[Extrait du texte]

━━━━━━━━

Voyez-vous d’autres risques?

Une guerre commerciale accidentelle peut se déclencher. Et en Europe, le risque repose sur une désintégration de l’Union européenne.

À cause des élections dans plusieurs pays l’année prochaine?

En mai, les élections françaises auront lieu suivies par les élections allemandes en automne. Et si la Cour suprême britannique rend un jugement qui retarde le déclenchement de l’article 50, cela pourrait résulter en de nouvelles élections pour le gouvernement. L’Italie peut aussi passer par de nouvelles élections. En France, il y a un risque, mais qui s’éloigne, que Marine Le Pen soit élue. Toutefois, avec l’éviction des deux plus faibles candidats côté socialiste et républicain, François Hollande et Nicolas Sarkozy, il paraît probable que François Fillon, ou Manuel Valls, ou Emmanuel Macron l’emporte face à Marine Le Pen, à condition qu’il n’y ait pas d’attentats terroristes une semaine avant le premier tour des élections.

━━━━━━━━

[Détails de la tâche] Recopiez un passage du texte sur les risques en Europe. Commencez aux mots qui contiennent "À cause des" et arrêtez-vous après "tour des élections.".

━━━━━━━━

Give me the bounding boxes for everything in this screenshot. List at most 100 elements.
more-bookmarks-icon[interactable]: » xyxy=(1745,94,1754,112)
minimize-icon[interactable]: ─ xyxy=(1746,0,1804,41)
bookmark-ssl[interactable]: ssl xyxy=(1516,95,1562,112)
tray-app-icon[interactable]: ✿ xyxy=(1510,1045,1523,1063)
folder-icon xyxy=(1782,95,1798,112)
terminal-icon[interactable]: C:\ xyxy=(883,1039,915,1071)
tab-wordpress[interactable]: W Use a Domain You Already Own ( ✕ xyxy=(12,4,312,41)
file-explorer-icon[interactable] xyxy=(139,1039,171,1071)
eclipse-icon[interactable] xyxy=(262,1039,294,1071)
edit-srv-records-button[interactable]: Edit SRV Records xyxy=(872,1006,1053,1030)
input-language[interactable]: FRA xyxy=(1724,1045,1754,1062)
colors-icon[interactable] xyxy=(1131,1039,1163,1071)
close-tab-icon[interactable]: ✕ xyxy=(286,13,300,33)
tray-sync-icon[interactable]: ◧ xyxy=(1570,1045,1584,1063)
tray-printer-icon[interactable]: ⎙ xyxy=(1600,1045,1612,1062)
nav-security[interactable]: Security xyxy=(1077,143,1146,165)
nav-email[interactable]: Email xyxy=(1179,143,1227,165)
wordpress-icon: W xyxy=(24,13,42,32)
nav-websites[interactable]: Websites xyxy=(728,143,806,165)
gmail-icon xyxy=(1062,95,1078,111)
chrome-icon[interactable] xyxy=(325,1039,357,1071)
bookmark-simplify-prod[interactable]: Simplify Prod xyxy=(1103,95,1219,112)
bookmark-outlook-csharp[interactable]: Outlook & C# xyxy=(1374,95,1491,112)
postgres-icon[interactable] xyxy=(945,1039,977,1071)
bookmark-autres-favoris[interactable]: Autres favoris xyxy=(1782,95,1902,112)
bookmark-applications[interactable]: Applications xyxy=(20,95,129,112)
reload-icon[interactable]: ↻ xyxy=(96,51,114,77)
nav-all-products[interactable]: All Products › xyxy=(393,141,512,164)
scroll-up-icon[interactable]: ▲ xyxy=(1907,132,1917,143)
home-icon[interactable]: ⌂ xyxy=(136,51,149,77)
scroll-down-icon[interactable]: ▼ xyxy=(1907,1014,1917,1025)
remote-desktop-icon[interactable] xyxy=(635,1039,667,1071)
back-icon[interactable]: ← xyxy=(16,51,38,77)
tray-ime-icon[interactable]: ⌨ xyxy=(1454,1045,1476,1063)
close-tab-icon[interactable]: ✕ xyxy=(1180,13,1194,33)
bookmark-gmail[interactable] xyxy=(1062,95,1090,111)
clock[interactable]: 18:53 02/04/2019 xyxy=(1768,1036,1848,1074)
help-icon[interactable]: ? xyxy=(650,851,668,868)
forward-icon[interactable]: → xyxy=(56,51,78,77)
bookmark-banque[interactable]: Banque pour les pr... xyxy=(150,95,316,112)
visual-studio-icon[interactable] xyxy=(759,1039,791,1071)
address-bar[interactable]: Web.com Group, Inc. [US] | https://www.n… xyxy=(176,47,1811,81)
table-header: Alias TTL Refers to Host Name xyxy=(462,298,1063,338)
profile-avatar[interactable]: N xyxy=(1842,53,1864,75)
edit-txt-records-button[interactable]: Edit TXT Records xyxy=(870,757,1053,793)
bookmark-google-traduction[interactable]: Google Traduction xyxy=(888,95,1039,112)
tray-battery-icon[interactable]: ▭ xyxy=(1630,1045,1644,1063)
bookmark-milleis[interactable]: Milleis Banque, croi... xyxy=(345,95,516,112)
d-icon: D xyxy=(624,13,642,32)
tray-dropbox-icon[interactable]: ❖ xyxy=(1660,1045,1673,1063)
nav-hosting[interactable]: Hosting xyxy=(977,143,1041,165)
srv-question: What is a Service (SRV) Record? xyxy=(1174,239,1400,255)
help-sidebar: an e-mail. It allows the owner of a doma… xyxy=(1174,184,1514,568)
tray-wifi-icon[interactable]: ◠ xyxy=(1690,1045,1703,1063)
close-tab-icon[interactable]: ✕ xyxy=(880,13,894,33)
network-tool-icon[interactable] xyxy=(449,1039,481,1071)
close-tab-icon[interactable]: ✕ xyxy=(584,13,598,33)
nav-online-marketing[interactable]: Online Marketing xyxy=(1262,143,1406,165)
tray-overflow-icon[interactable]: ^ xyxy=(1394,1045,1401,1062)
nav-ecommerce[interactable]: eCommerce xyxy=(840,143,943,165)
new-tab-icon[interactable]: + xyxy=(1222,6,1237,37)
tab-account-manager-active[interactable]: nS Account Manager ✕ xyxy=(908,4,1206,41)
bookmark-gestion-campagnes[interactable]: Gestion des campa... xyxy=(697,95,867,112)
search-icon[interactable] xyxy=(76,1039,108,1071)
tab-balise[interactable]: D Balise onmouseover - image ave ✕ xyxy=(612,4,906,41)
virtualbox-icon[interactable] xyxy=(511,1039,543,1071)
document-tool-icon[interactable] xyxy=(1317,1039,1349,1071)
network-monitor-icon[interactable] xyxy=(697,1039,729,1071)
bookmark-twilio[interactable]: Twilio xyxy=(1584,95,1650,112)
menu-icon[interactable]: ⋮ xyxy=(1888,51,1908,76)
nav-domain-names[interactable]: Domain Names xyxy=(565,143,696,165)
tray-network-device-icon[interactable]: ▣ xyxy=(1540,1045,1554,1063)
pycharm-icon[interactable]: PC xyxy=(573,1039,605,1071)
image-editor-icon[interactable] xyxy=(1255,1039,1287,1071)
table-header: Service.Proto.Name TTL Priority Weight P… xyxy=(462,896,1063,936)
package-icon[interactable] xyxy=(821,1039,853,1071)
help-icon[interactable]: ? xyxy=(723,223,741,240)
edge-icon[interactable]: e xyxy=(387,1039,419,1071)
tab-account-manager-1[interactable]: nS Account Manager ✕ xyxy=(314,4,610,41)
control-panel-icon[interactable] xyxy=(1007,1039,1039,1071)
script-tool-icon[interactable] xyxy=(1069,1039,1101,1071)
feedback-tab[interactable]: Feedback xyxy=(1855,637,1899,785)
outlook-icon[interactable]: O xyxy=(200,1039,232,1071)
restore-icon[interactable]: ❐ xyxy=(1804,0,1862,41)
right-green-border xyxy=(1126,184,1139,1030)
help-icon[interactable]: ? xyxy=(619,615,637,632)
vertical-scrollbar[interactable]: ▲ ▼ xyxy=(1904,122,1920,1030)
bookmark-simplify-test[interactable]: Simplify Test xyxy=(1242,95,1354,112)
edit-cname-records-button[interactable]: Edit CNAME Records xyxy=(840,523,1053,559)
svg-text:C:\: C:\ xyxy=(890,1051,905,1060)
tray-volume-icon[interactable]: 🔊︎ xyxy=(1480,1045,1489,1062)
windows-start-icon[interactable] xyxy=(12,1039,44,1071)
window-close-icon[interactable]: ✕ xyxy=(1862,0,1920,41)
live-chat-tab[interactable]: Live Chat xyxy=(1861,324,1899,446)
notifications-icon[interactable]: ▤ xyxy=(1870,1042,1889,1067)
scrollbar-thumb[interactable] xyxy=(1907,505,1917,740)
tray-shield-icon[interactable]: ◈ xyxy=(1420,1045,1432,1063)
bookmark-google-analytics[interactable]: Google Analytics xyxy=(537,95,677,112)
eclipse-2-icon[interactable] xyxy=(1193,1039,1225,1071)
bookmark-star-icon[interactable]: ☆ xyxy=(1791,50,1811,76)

━━━━━━━━

[Solution proposée]
À cause des élections dans plusieurs pays l’année prochaine?

En mai, les élections françaises auront lieu suivies par les élections allemandes en automne. Et si la Cour suprême britannique rend un jugement qui retarde le déclenchement de l’article 50, cela pourrait résulter en de nouvelles élections pour le gouvernement. L’Italie peut aussi passer par de nouvelles élections. En France, il y a un risque, mais qui s’éloigne, que Marine Le Pen soit élue. Toutefois, avec l’éviction des deux plus faibles candidats côté socialiste et républicain, François Hollande et Nicolas Sarkozy, il paraît probable que François Fillon, ou Manuel Valls, ou Emmanuel Macron l’emporte face à Marine Le Pen, à condition qu’il n’y ait pas d’attentats terroristes une semaine avant le premier tour des élections.